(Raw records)
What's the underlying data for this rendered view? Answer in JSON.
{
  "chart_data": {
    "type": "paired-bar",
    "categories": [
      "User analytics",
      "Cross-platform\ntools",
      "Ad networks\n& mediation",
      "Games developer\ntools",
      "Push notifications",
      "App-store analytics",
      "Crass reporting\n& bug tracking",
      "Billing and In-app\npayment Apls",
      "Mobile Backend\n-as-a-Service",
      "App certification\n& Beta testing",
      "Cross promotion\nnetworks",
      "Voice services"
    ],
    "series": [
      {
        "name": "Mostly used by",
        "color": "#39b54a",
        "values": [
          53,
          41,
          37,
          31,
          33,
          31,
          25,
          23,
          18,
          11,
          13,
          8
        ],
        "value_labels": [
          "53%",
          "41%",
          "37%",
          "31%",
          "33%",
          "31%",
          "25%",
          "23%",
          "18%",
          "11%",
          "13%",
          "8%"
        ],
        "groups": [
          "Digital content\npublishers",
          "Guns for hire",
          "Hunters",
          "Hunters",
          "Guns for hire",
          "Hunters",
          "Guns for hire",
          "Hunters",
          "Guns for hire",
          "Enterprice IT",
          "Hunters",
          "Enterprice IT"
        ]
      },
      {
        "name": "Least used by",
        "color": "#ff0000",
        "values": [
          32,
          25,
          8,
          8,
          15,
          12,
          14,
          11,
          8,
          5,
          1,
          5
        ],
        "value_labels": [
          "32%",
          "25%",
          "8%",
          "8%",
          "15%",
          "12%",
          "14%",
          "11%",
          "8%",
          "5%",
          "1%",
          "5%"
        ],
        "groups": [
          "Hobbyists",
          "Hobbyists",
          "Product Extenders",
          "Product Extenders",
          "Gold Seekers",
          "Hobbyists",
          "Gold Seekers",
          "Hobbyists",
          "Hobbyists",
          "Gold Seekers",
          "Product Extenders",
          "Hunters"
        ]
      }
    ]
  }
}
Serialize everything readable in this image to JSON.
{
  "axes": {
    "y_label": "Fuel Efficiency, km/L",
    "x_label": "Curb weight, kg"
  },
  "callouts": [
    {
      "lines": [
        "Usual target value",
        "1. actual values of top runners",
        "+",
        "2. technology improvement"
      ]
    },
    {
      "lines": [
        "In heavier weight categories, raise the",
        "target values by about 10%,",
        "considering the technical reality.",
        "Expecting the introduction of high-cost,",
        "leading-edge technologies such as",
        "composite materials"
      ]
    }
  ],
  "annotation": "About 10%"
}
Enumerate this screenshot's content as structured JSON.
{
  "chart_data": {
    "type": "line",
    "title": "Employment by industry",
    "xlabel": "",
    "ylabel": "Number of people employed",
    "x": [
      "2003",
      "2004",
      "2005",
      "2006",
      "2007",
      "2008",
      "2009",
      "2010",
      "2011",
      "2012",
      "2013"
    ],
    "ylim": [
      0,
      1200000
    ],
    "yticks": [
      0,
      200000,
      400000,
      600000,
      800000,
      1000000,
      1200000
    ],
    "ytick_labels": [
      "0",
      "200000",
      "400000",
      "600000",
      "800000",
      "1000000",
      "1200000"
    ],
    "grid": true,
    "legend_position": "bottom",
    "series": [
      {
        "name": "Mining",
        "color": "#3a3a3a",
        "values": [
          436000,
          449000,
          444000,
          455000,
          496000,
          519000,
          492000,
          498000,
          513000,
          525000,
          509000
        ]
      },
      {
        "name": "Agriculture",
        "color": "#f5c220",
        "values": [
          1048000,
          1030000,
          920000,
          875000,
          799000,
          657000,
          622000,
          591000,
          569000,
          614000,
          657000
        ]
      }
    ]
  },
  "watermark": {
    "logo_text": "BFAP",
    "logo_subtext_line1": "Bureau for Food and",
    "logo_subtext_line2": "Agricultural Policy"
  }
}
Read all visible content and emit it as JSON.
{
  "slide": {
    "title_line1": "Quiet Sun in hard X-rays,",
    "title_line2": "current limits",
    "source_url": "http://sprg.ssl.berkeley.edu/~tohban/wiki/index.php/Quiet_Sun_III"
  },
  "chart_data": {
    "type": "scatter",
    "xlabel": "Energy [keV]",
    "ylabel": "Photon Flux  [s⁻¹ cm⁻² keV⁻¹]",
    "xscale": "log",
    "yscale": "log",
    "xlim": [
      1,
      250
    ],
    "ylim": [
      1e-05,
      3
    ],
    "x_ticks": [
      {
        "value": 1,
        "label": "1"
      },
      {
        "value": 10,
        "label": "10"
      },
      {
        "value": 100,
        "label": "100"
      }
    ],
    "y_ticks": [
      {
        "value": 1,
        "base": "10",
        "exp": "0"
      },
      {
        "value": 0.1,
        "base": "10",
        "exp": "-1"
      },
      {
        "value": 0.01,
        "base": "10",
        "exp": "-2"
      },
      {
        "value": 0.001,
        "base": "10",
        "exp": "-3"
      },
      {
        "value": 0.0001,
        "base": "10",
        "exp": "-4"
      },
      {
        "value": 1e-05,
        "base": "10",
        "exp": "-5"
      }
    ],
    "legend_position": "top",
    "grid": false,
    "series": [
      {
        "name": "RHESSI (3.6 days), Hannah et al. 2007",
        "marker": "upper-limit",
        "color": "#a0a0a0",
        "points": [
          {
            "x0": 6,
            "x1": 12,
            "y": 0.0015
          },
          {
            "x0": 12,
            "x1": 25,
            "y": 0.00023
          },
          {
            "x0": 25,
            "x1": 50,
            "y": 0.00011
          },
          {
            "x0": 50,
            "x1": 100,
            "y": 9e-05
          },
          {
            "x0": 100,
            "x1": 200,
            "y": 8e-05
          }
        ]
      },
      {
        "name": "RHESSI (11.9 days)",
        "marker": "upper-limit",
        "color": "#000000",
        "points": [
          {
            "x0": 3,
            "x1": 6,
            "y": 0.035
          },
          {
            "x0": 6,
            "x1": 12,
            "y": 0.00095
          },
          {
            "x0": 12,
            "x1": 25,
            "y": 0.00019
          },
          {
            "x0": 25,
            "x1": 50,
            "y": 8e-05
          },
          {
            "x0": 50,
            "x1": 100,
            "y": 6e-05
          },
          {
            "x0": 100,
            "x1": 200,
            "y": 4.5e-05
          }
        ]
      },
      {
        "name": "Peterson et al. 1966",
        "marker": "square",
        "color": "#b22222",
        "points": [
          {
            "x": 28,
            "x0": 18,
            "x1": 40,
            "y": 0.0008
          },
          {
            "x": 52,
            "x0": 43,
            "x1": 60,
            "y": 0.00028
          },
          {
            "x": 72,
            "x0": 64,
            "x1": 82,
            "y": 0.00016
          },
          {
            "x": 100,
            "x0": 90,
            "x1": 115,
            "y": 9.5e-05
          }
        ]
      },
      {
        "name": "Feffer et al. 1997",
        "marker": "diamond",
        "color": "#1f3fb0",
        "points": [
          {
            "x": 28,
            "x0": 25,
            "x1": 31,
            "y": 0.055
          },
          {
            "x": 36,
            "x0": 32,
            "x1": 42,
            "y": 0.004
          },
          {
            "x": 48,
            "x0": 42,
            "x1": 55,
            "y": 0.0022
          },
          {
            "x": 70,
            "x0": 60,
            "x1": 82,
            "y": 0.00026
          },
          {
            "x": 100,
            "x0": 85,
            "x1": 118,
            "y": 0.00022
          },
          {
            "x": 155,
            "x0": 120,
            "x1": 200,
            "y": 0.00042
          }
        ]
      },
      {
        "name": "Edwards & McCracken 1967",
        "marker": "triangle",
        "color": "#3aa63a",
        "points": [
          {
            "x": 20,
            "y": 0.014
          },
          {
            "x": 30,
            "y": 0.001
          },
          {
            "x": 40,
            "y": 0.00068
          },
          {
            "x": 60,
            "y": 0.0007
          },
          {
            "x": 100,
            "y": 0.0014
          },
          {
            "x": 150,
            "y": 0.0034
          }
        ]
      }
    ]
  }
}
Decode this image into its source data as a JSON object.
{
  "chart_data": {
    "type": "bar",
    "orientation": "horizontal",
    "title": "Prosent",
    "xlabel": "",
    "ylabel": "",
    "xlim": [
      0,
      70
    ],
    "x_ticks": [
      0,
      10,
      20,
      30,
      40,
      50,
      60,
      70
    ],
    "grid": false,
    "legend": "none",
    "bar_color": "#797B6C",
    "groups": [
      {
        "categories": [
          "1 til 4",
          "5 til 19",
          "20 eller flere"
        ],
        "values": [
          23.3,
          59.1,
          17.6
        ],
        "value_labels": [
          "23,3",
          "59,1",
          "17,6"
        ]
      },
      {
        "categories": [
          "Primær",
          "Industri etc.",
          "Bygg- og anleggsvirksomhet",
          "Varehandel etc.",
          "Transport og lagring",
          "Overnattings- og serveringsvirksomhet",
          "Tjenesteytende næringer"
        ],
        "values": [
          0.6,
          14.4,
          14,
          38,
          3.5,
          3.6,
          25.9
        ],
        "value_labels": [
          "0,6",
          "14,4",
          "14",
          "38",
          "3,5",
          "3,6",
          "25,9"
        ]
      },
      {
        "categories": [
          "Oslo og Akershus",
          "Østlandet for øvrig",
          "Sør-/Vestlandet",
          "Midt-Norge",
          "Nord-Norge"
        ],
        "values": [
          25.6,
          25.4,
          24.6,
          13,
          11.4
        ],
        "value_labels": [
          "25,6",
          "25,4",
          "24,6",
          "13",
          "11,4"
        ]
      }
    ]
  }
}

● **DIRECTIONS FOR THIS TASK**
From the entries above, copy every line where the word "weight" shows up.

● **THE COMPLETED TASK**
    "x_label": "Curb weight, kg"
        "In heavier weight categories, raise the",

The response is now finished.